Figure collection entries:

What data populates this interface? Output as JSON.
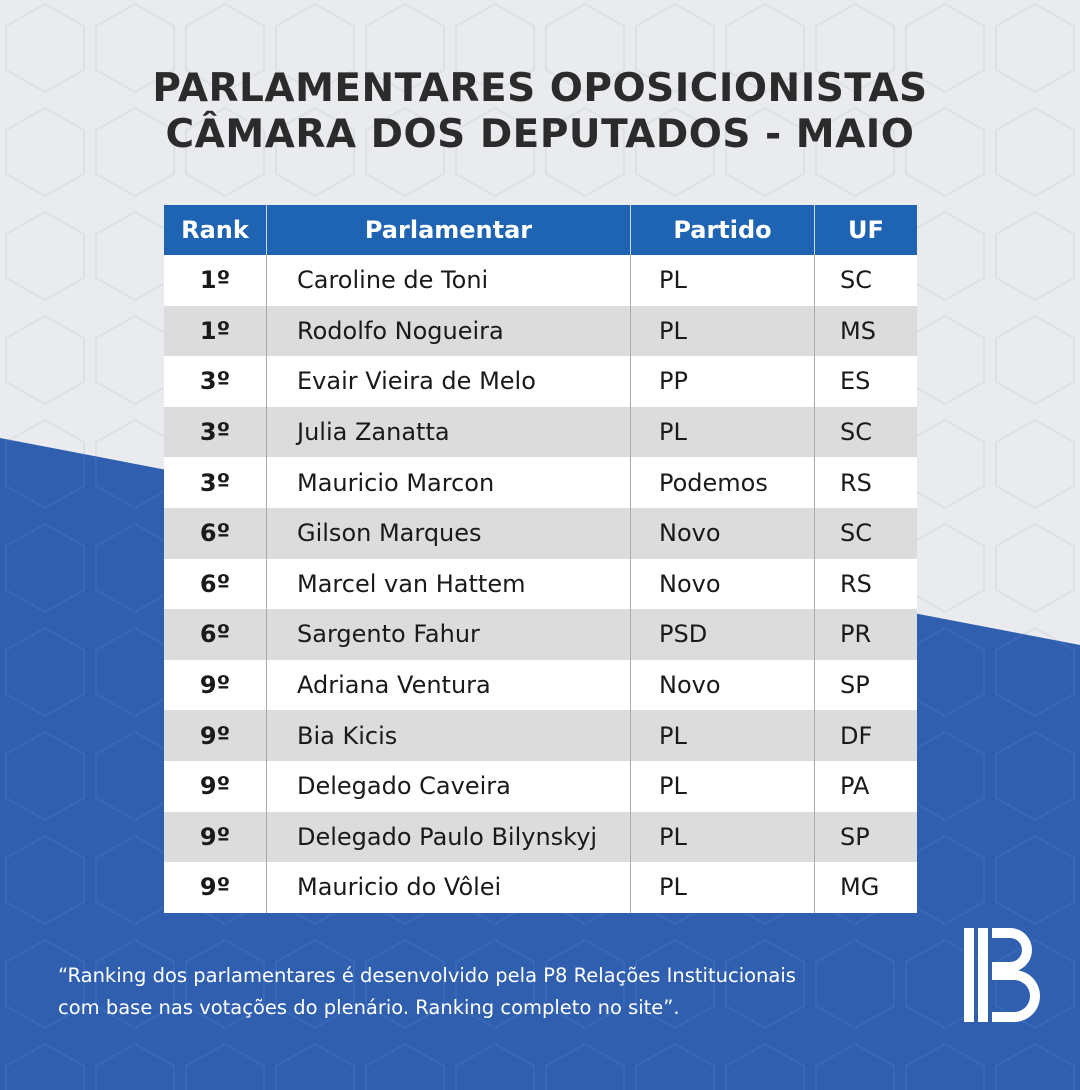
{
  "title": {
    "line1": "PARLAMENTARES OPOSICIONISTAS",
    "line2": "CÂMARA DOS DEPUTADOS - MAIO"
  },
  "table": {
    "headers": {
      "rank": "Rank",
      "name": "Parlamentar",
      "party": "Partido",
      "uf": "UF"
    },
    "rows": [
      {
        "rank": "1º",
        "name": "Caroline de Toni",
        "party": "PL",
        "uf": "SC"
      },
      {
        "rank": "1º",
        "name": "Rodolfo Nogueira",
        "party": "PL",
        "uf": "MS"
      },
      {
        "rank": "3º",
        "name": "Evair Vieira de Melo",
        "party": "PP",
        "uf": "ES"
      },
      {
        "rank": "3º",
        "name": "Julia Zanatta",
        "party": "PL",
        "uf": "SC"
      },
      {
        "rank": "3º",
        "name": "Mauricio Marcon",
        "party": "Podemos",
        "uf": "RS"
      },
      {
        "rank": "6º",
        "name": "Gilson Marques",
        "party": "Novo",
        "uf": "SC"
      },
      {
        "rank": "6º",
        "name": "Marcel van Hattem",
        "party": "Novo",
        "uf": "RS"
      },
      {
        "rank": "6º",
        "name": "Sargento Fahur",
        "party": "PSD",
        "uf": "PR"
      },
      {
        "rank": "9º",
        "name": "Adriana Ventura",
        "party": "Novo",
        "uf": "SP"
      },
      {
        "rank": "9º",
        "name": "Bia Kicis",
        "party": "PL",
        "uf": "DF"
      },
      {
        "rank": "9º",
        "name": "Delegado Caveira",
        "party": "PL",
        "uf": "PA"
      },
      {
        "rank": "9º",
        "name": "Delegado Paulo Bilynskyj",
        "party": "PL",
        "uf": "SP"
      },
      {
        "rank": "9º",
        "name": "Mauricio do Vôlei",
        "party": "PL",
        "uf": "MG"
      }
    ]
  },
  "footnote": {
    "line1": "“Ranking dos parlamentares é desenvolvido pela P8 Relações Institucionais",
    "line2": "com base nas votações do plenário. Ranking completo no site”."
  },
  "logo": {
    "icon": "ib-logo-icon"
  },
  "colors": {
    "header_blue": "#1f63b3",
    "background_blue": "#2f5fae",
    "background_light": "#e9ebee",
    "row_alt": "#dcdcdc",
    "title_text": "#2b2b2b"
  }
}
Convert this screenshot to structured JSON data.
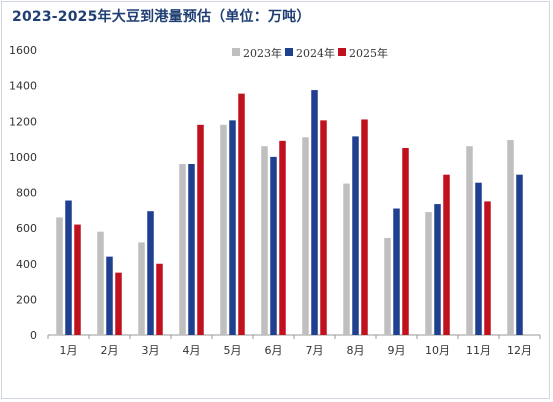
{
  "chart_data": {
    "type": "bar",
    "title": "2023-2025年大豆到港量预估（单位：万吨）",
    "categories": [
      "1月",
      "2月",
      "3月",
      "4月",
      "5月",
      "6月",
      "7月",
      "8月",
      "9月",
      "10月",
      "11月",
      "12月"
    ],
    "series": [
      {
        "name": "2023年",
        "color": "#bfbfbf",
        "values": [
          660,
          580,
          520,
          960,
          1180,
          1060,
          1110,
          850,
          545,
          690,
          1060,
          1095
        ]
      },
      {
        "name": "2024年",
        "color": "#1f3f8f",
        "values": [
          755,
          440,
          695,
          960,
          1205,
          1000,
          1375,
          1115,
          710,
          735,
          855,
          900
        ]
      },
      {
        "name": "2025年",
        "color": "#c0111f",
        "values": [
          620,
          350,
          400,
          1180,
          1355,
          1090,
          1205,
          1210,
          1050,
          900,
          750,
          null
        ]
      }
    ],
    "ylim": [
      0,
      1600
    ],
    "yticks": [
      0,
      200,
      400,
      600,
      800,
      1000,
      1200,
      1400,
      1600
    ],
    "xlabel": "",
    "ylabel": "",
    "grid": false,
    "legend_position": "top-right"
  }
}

* Prompt *
Write out, word for word, the line containing "Convert this screenshot" and each line after it to the end of the data, and nothing more. Drop the pictures.

* Answer to the problem *
Convert this screenshot to structured JSON data.
{
  "chart_data": {
    "type": "bar",
    "title": "2023-2025年大豆到港量预估（单位：万吨）",
    "categories": [
      "1月",
      "2月",
      "3月",
      "4月",
      "5月",
      "6月",
      "7月",
      "8月",
      "9月",
      "10月",
      "11月",
      "12月"
    ],
    "series": [
      {
        "name": "2023年",
        "color": "#bfbfbf",
        "values": [
          660,
          580,
          520,
          960,
          1180,
          1060,
          1110,
          850,
          545,
          690,
          1060,
          1095
        ]
      },
      {
        "name": "2024年",
        "color": "#1f3f8f",
        "values": [
          755,
          440,
          695,
          960,
          1205,
          1000,
          1375,
          1115,
          710,
          735,
          855,
          900
        ]
      },
      {
        "name": "2025年",
        "color": "#c0111f",
        "values": [
          620,
          350,
          400,
          1180,
          1355,
          1090,
          1205,
          1210,
          1050,
          900,
          750,
          null
        ]
      }
    ],
    "ylim": [
      0,
      1600
    ],
    "yticks": [
      0,
      200,
      400,
      600,
      800,
      1000,
      1200,
      1400,
      1600
    ],
    "xlabel": "",
    "ylabel": "",
    "grid": false,
    "legend_position": "top-right"
  }
}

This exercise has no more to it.